Convert the lines of the records below into a numbered list, omitting any blank lines.

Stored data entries

○ ○ ○ ○

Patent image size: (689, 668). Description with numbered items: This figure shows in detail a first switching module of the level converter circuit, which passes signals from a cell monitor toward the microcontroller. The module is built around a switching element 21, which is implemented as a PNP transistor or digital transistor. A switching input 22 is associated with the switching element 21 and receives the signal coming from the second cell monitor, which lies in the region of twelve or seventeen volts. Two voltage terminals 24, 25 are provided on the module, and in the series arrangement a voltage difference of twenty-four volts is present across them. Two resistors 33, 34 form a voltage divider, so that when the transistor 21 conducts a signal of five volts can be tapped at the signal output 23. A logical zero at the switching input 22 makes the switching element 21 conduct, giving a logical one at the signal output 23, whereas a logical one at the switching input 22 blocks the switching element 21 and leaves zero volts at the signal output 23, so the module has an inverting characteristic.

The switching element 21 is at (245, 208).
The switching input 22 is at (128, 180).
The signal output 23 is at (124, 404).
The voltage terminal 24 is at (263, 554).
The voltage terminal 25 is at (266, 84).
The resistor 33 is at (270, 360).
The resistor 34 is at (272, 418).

○ ○ ○ ○

RESULT OF THIS TASK —
1. Patent image size: (689, 668). Description with numbered items: This figure shows in detail a first switching module of the level converter circuit, which passes signals from a cell monitor toward the microcontroller. The module is built around a switching element 21, which is implemented as a PNP transistor or digital transistor. A switching input 22 is associated with the switching element 21 and receives the signal coming from the second cell monitor, which lies in the region of twelve or seventeen volts. Two voltage terminals 24, 25 are provided on the module, and in the series arrangement a voltage difference of twenty-four volts is present across them. Two resistors 33, 34 form a voltage divider, so that when the transistor 21 conducts a signal of five volts can be tapped at the signal output 23. A logical zero at the switching input 22 makes the switching element 21 conduct, giving a logical one at the signal output 23, whereas a logical one at the switching input 22 blocks the switching element 21 and leaves zero volts at the signal output 23, so the module has an inverting characteristic.
2. The switching element 21 is at (245, 208).
3. The switching input 22 is at (128, 180).
4. The signal output 23 is at (124, 404).
5. The voltage terminal 24 is at (263, 554).
6. The voltage terminal 25 is at (266, 84).
7. The resistor 33 is at (270, 360).
8. The resistor 34 is at (272, 418).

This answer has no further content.